*EXERCISE INSTRUCTIONS*
Return each line of the data below exactly, omitting any pictures.

begin PROVIDED DATA

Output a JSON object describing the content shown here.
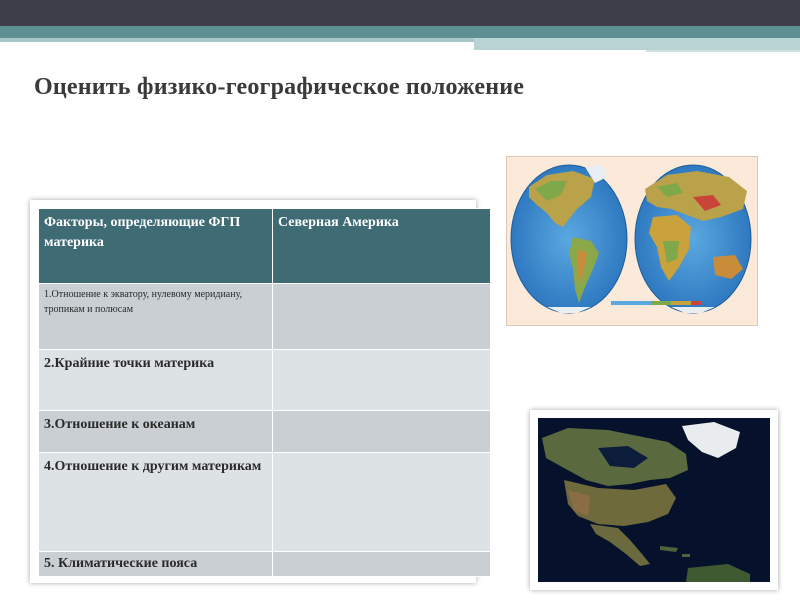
{
  "slide": {
    "title": "Оценить  физико-географическое положение"
  },
  "table": {
    "headers": [
      "Факторы, определяющие ФГП материка",
      "Северная Америка"
    ],
    "rows": [
      {
        "factor": "1.Отношение к экватору, нулевому меридиану, тропикам и полюсам",
        "value": ""
      },
      {
        "factor": "2.Крайние точки материка",
        "value": ""
      },
      {
        "factor": "3.Отношение к океанам",
        "value": ""
      },
      {
        "factor": "4.Отношение к другим материкам",
        "value": ""
      },
      {
        "factor": "5. Климатические пояса",
        "value": ""
      }
    ]
  },
  "colors": {
    "header_bg": "#3f6b75",
    "row_dark": "#c9cfd2",
    "row_light": "#dde2e4",
    "title": "#3a3a3a",
    "ocean": "#3d8fd1",
    "land": "#c9a23d"
  },
  "images": {
    "hemispheres_map": "physical-map-of-hemispheres",
    "north_america_photo": "satellite-photo-north-america"
  }
}
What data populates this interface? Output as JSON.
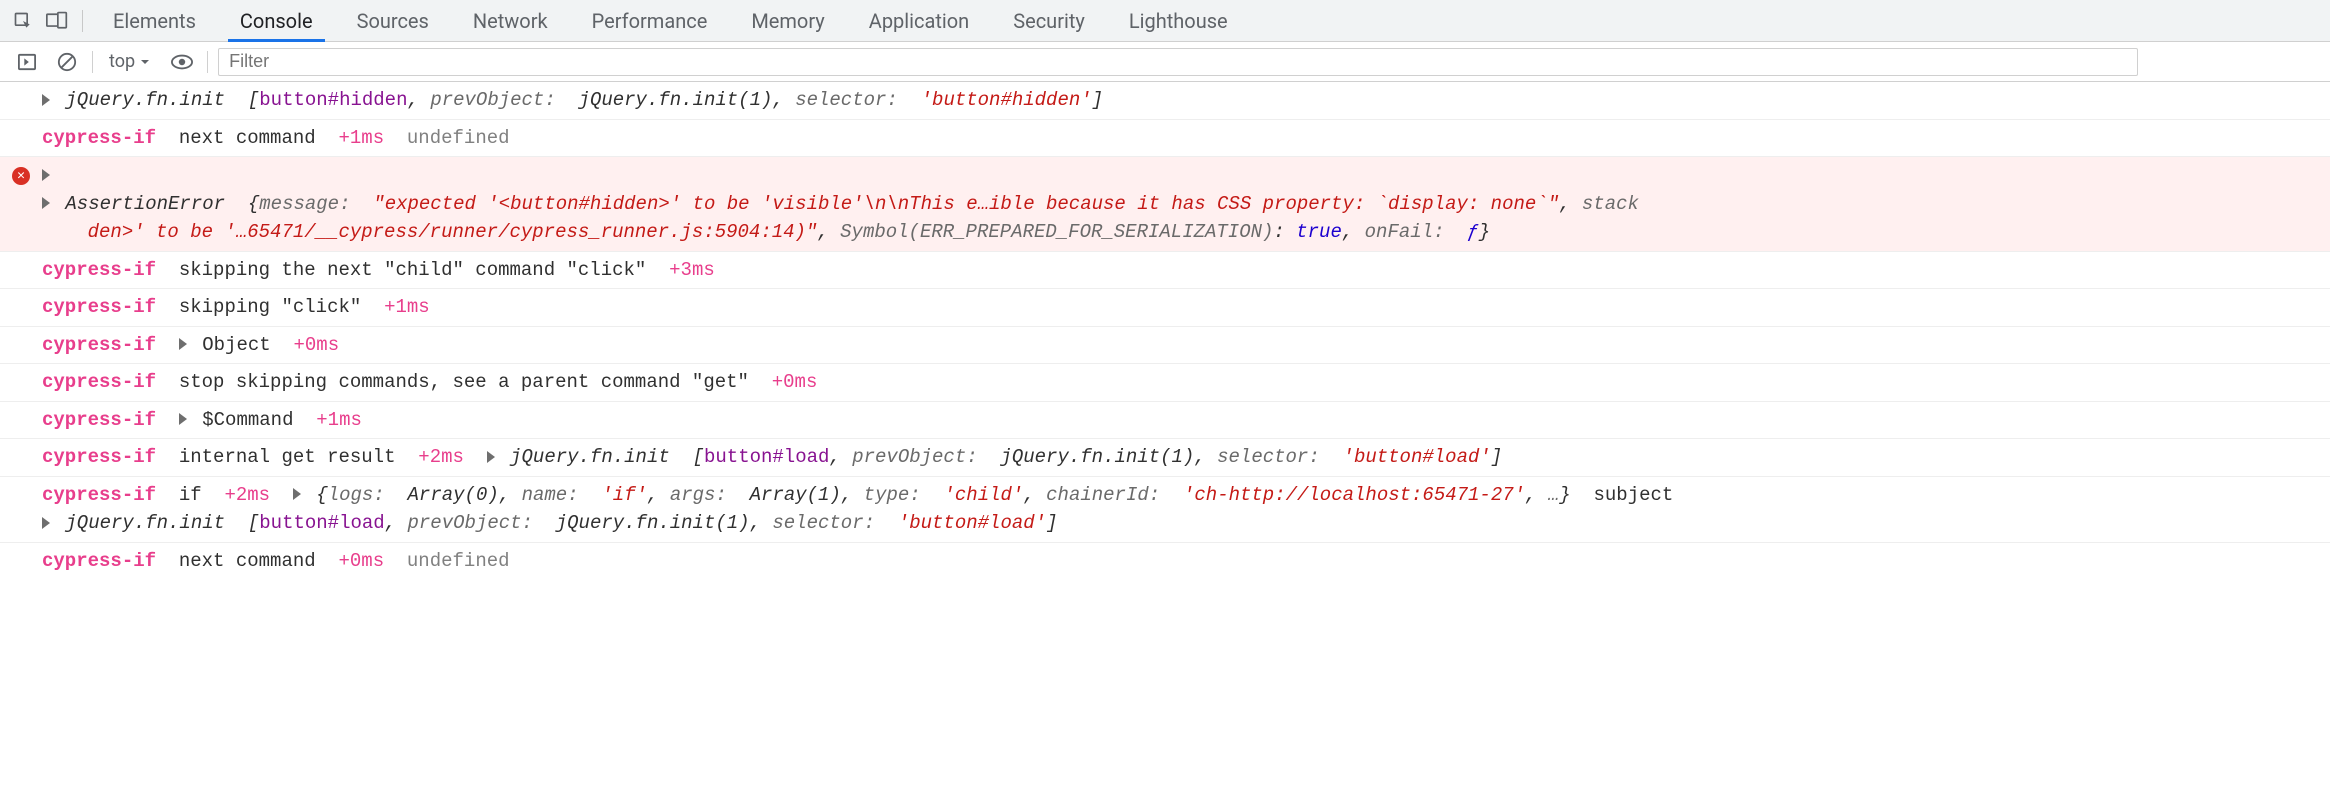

end PROVIDED DATA

*SOLUTION FOR THIS PROBLEM*
Output a JSON object describing the content shown here.
{
  "slide": {
    "title": "Оценить  физико-географическое положение"
  },
  "table": {
    "headers": [
      "Факторы, определяющие ФГП материка",
      "Северная Америка"
    ],
    "rows": [
      {
        "factor": "1.Отношение к экватору, нулевому меридиану, тропикам и полюсам",
        "value": ""
      },
      {
        "factor": "2.Крайние точки материка",
        "value": ""
      },
      {
        "factor": "3.Отношение к океанам",
        "value": ""
      },
      {
        "factor": "4.Отношение к другим материкам",
        "value": ""
      },
      {
        "factor": "5. Климатические пояса",
        "value": ""
      }
    ]
  },
  "colors": {
    "header_bg": "#3f6b75",
    "row_dark": "#c9cfd2",
    "row_light": "#dde2e4",
    "title": "#3a3a3a",
    "ocean": "#3d8fd1",
    "land": "#c9a23d"
  },
  "images": {
    "hemispheres_map": "physical-map-of-hemispheres",
    "north_america_photo": "satellite-photo-north-america"
  }
}
What data populates this interface? Output as JSON.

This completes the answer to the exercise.